閱讀文本 -

______

最終算得的節點相似度雖然跟naive方法不一致，但相似度排序跟naive方法是完全一致的。

Arnoldi迭代降維法

采用\eqref{square_cache}式每次迭代都要作矩陣的乘法，當矩陣稍微大一些時對時間和空間的消耗是非常驚人的，兩個$n\times{n}$的方陣相乘時間復雜度為$n^3$，即使采用strassen分治法也需要$O(n^{2.81})$的時間復雜度，況且strassen要求兩個矩陣是方陣且邊長為2的整次冪。如果我們能夠對\eqref{square_cache}式中的Q和S進行降維，勢必會節省大量計算時間。

Arnoldi迭代法是一種對高維稀疏矩陣（說的是上文中的轉移概率矩陣Q）進行降維的方法。

\begin{equation}Q=V\cdot{H}\cdot{V^T}\label{decompose}\end{equation}

其中V的各列正交，且模長為1。$V=[v_0\mid{v_1}\mid\ldots{v}_{r-1}]$，其中$v_i$是V的第i列。

H是$r\times{r}$的上三角矩陣，r是Q的秩，形如：
$H_{r\times{r}}=\begin{bmatrix}h_{1,1} & h_{1,2} & h_{1,3} & \cdots & h_{1,r}\\h_{2,1} & h_{2,2} & h_{2,3} & \cdots & h_{2,r}\\0 & h_{3,2} & h_{3,3} & \cdots & h_{3,r}\\\vdots & \ddots & \ddots & \ddots & \vdots\\0 & \cdots & 0 & h_{r,r-1} & h_{r,r}\end{bmatrix}$

V和H的計算流程如下：

$step1.$

$v_0=[1,0,0,\ldots]^T$

$step2.$

$for\ k \in [1,\alpha]$

$\ \ \ \ v_k=Q\cdot{v_{k-1}}$

$\ \ \ \ for\ j \in [0,k)$

$\ \ \ \ \ \ \ \ H[j][k-1]=v_j^T\cdot{v_k}$

$\ \ \ \ \ \ \ \ v_k=v_k-H[j][k-1]\cdot{v_j}$

$\ \ \ \ norm2=\|v_k\|_2$

$\ \ \ \ if\ norm2=0$

$\ \ \ \ \ \ \ \ break$

$\ \ \ \ H[k][k-1]=norm2$

$\ \ \ \ v_k=\frac{v_k}{norm2}$

$step3.$

$V舍棄最后一列，H舍棄最后一行$

在step2中，如果是由於norm2=0導致的最外層for循退出，則得到的H的邊長為Q的秩即r；如果是由於達到了人為設定的循環上限$\alpha$，則得到的H的邊長為$\alpha$。

arnoldi.py

#!/usr/bin/env pyton
# coding=utf-8

import numpy as np
from sparse_matrix import SparseMatrix

def arnoldi_iteration(Q, n, rank):
	'''
	對Q進行分解，QV=VH。
	Q是輸入參數，numpy.matrix類型，n行n列，Q的秩為r。

______

已存資料列 -
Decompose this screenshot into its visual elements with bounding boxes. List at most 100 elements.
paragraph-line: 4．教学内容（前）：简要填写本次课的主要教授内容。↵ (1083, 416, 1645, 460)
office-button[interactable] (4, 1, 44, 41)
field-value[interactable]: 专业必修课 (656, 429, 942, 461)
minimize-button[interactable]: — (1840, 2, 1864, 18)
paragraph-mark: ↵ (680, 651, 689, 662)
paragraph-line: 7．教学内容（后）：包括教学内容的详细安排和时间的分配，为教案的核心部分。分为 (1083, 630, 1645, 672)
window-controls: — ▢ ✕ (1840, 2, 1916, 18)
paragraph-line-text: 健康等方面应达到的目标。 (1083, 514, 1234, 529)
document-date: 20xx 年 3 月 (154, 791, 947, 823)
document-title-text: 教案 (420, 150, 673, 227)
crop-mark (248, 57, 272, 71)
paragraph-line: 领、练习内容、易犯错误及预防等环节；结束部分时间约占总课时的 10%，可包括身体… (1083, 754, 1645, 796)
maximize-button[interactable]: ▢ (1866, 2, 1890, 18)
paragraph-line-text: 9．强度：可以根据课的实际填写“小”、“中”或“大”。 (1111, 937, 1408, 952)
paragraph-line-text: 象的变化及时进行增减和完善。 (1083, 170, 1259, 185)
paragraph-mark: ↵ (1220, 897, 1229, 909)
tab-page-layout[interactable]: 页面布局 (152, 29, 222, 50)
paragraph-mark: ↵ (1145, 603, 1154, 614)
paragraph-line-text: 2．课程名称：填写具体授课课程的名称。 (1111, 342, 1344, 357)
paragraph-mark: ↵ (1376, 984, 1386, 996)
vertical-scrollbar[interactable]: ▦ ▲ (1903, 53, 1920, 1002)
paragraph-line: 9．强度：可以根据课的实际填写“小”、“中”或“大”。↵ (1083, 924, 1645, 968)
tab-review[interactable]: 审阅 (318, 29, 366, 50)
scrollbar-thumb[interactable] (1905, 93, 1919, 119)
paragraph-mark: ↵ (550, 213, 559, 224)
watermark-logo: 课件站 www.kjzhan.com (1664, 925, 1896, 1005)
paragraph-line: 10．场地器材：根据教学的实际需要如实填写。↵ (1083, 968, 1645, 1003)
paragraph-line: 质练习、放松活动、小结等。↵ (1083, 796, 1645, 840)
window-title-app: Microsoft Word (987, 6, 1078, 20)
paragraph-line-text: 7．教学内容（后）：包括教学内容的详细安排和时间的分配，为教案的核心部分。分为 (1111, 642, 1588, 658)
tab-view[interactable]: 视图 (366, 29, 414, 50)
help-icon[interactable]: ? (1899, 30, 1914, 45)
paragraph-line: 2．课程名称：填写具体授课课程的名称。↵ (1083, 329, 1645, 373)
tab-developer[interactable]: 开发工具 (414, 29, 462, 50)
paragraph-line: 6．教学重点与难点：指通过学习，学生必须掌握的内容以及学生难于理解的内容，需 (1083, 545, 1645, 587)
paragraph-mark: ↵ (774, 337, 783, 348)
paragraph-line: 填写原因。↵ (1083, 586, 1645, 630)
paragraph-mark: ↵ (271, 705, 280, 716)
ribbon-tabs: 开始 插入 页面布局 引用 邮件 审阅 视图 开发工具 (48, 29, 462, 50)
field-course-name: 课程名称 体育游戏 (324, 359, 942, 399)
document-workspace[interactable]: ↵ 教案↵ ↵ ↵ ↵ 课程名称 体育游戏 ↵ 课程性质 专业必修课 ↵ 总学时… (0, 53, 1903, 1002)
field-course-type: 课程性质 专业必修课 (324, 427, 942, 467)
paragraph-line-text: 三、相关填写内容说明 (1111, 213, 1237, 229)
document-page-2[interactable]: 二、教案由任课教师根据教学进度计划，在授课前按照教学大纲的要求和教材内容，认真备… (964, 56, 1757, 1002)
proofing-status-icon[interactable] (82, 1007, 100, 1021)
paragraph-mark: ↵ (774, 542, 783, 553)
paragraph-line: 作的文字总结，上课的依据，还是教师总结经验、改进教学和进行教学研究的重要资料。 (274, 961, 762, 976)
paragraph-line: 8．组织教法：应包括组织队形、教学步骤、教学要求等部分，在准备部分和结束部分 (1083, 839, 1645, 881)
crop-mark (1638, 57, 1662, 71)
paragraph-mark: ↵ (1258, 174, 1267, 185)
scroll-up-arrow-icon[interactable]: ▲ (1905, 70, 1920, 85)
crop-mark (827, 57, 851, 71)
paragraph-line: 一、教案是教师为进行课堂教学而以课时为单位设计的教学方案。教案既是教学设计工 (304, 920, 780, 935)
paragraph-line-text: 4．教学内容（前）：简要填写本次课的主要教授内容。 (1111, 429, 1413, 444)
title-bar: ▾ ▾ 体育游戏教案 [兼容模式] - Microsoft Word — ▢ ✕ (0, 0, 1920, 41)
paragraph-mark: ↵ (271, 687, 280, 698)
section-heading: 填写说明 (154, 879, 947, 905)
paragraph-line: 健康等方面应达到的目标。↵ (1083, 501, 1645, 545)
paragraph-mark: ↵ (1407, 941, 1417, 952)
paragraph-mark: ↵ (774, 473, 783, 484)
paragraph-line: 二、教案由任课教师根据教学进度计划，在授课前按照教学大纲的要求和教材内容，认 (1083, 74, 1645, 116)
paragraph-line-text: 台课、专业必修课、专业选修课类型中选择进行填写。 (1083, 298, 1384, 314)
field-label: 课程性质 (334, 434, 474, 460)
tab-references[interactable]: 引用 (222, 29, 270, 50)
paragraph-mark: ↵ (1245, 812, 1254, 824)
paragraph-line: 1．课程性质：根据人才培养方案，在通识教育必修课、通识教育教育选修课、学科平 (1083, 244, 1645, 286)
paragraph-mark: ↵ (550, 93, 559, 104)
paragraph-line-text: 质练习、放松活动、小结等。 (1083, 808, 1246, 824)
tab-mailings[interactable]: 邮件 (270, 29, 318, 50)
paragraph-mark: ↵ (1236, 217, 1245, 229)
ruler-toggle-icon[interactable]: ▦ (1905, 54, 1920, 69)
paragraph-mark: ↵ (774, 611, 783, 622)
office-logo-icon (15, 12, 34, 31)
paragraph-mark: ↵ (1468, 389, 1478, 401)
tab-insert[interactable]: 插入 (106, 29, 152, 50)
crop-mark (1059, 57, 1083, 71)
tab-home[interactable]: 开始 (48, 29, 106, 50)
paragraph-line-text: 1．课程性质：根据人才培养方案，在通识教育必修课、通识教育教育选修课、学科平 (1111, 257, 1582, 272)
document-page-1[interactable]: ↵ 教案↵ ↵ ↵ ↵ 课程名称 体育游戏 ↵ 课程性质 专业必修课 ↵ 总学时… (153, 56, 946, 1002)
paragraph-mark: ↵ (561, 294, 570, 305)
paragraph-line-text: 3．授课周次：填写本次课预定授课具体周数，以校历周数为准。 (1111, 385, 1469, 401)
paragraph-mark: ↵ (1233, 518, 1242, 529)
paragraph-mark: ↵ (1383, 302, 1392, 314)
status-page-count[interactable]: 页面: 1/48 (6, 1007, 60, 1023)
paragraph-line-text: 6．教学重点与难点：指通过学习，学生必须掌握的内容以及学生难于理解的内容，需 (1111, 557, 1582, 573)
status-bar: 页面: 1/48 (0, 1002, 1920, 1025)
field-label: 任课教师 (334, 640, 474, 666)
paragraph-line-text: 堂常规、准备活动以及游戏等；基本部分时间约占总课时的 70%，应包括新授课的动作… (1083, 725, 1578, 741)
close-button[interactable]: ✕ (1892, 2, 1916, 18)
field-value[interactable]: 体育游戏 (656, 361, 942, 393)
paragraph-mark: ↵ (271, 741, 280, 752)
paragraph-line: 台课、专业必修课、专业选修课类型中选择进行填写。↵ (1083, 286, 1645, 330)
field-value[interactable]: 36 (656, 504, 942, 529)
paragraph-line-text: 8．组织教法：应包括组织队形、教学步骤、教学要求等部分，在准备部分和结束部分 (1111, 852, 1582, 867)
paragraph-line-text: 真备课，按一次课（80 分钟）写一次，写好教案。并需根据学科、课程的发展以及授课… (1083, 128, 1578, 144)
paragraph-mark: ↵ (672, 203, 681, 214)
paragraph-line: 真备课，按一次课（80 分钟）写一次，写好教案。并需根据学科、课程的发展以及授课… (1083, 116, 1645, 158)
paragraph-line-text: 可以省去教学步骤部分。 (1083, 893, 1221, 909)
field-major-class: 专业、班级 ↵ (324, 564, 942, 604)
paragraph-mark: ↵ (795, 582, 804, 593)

______

題目 1 -
能否一字不改地印出關於 Arnoldi 迭代降維的文本中，從“在step2中，如果是由於n”開始、到“Q是輸入參數，numpy.matrix類型，n行n列，Q的秩為r。”結束的那一段？
題目 2 -
能從關於 Arnoldi 迭代降維的文本停下的地方接著寫下去嗎？
這些資料列是獨立材料，與關於 Arnoldi 迭代降維的文本互不相干。

參考答案 1 -
在step2中，如果是由於norm2=0導致的最外層for循退出，則得到的H的邊長為Q的秩即r；如果是由於達到了人為設定的循環上限$\alpha$，則得到的H的邊長為$\alpha$。

arnoldi.py

#!/usr/bin/env pyton
# coding=utf-8

import numpy as np
from sparse_matrix import SparseMatrix

def arnoldi_iteration(Q, n, rank):
	'''
	對Q進行分解，QV=VH。
	Q是輸入參數，numpy.matrix類型，n行n列，Q的秩為r。

參考答案 2 -
	V和H都是輸出參數，numpy.matrix類型。
	V是n行r+1列，每列模長為1且各列正交。V的轉置與逆相等。
	H是r+1行r列的上三角矩陣。
	rank用於限制循環次數，r<=rank。
	'''
	if rank > n or rank <= 0:
		rank = n
	V = np.zeros((n, 1))
	V[0, 0] = 1
	h_col_list=[]
	k = 1
	while k <= rank:
		h_col = []
		v_k = Q.mulMatrixCol(V,k-1)
		for j in range(k):
			product = np.dot(np.matrix(V[:,j]).reshape(n,1).transpose(), v_k)[0,0]
			h_col.append(product)
			v_k = v_k - product * (np.matrix(V[:,j]).reshape(n,1))
		norm2 = np.linalg.norm(v_k, ord=2)
		if norm2 == 0:
			print "norm2=0, will break"
			break
		h_col.append(norm2)
		h_col_list.append(h_col)
		v_k = v_k / norm2 
		V = np.hstack((V, np.matrix(v_k)))
		k += 1
	r = len(h_col_list)
	print "r=", r
	H = np.zeros((r, r))
	for i in range(r):
		h_col = h_col_list[i]
		for j in range(len(h_col)):
				if j < r:
					H[j, i] = h_col[j]
	V = V[:, :r]
	return (V, H)

if __name__ == '__main__':
	Q=SparseMatrix()
	Q.set(0,1,0.5)
	Q.set(0,2,1)
	Q.set(1,0,0.5)
	Q.set(1,3,1)
	Q.set(2,0,0.5)
	Q.set(3,1,0.5)
	(V,H)=arnoldi_iteration(Q,4,-1)
	print "V="
	print V
	print "H="
	print H
	print "VHV^T="
	print np.dot(np.dot(V,H),V.transpose())
	print "QV="
	print Q.mulMatrix(V)
	print "VH="
	print np.dot(V,H)

sparse_matrix.py

#!/usr/bin/env python
# coding=utf-8

import numpy as np


class SparseMatrix():

    '''
    用dict實現高度稀疏的矩陣，dict的key是元素在matrix中的二維坐標，dict的value是元素的值
    '''

    def __init__(self):
        self.arr = {}

    def get(self, row, col):
        key = (row, col)
        if key in self.arr:
            return self.arr[key]
        else:
            return 0

    def set(self, row, col, value):
        key = (row, col)
        self.arr[key] = value

    def mul(self, vec):
        '''
        與一個一維向量相乘，返回一個list
        '''
        length = len(vec)
        rect = [0] * length
        for k, v in self.arr.items():
            i = k[0]
            j = k[1]
            rect[i] += v * vec[j]
        return rect

    def mulMatrixCol(self, matrix, col):
        '''
        與矩陣的第col列相乘,返回一個n*1的矩陣
        '''
        length = matrix.shape[0]
        rect = np.zeros((length, 1))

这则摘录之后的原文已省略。